### Short exercise
Print the data exactly, leaving nothing out.

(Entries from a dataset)
------------------------------------------------------------
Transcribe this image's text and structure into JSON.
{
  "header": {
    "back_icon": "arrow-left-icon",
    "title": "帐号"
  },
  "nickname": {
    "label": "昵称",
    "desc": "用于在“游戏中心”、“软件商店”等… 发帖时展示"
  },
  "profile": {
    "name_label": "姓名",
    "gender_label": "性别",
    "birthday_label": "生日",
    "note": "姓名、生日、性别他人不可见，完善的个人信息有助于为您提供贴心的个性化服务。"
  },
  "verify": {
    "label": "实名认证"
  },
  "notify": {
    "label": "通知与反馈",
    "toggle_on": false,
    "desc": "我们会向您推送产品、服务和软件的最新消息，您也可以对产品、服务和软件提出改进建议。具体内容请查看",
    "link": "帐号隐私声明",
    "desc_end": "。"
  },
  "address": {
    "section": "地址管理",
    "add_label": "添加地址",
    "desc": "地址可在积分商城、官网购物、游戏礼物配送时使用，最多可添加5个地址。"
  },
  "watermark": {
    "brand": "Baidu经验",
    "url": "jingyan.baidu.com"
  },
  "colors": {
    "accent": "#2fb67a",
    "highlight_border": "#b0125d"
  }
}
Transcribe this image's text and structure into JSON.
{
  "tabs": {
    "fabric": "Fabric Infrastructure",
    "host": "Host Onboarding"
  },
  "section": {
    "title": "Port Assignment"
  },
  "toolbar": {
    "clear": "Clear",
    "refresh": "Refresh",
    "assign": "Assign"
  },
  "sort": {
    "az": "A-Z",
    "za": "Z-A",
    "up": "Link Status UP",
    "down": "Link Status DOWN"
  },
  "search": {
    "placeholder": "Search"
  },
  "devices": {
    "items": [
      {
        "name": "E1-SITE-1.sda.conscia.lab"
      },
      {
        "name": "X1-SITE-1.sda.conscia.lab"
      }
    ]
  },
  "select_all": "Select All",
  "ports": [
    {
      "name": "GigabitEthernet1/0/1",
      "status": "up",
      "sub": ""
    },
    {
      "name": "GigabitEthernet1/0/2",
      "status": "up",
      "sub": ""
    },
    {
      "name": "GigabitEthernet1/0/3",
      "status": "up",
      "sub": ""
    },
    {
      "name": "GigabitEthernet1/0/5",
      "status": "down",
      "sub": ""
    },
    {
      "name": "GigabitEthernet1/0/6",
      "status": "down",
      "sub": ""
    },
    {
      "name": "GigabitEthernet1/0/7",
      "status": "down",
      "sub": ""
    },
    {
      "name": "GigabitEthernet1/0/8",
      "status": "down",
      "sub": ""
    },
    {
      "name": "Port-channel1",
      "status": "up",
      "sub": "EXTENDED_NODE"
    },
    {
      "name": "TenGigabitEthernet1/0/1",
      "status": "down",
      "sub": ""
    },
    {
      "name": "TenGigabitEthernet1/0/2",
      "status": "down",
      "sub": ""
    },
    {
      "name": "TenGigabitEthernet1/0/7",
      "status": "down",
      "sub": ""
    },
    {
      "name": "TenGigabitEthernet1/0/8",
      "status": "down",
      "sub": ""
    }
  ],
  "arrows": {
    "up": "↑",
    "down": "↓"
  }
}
------------------------------------------------------------
### Solution below
Transcribe this image's text and structure into JSON.
{
  "header": {
    "back_icon": "arrow-left-icon",
    "title": "帐号"
  },
  "nickname": {
    "label": "昵称",
    "desc": "用于在“游戏中心”、“软件商店”等… 发帖时展示"
  },
  "profile": {
    "name_label": "姓名",
    "gender_label": "性别",
    "birthday_label": "生日",
    "note": "姓名、生日、性别他人不可见，完善的个人信息有助于为您提供贴心的个性化服务。"
  },
  "verify": {
    "label": "实名认证"
  },
  "notify": {
    "label": "通知与反馈",
    "toggle_on": false,
    "desc": "我们会向您推送产品、服务和软件的最新消息，您也可以对产品、服务和软件提出改进建议。具体内容请查看",
    "link": "帐号隐私声明",
    "desc_end": "。"
  },
  "address": {
    "section": "地址管理",
    "add_label": "添加地址",
    "desc": "地址可在积分商城、官网购物、游戏礼物配送时使用，最多可添加5个地址。"
  },
  "watermark": {
    "brand": "Baidu经验",
    "url": "jingyan.baidu.com"
  },
  "colors": {
    "accent": "#2fb67a",
    "highlight_border": "#b0125d"
  }
}
Transcribe this image's text and structure into JSON.
{
  "tabs": {
    "fabric": "Fabric Infrastructure",
    "host": "Host Onboarding"
  },
  "section": {
    "title": "Port Assignment"
  },
  "toolbar": {
    "clear": "Clear",
    "refresh": "Refresh",
    "assign": "Assign"
  },
  "sort": {
    "az": "A-Z",
    "za": "Z-A",
    "up": "Link Status UP",
    "down": "Link Status DOWN"
  },
  "search": {
    "placeholder": "Search"
  },
  "devices": {
    "items": [
      {
        "name": "E1-SITE-1.sda.conscia.lab"
      },
      {
        "name": "X1-SITE-1.sda.conscia.lab"
      }
    ]
  },
  "select_all": "Select All",
  "ports": [
    {
      "name": "GigabitEthernet1/0/1",
      "status": "up",
      "sub": ""
    },
    {
      "name": "GigabitEthernet1/0/2",
      "status": "up",
      "sub": ""
    },
    {
      "name": "GigabitEthernet1/0/3",
      "status": "up",
      "sub": ""
    },
    {
      "name": "GigabitEthernet1/0/5",
      "status": "down",
      "sub": ""
    },
    {
      "name": "GigabitEthernet1/0/6",
      "status": "down",
      "sub": ""
    },
    {
      "name": "GigabitEthernet1/0/7",
      "status": "down",
      "sub": ""
    },
    {
      "name": "GigabitEthernet1/0/8",
      "status": "down",
      "sub": ""
    },
    {
      "name": "Port-channel1",
      "status": "up",
      "sub": "EXTENDED_NODE"
    },
    {
      "name": "TenGigabitEthernet1/0/1",
      "status": "down",
      "sub": ""
    },
    {
      "name": "TenGigabitEthernet1/0/2",
      "status": "down",
      "sub": ""
    },
    {
      "name": "TenGigabitEthernet1/0/7",
      "status": "down",
      "sub": ""
    },
    {
      "name": "TenGigabitEthernet1/0/8",
      "status": "down",
      "sub": ""
    }
  ],
  "arrows": {
    "up": "↑",
    "down": "↓"
  }
}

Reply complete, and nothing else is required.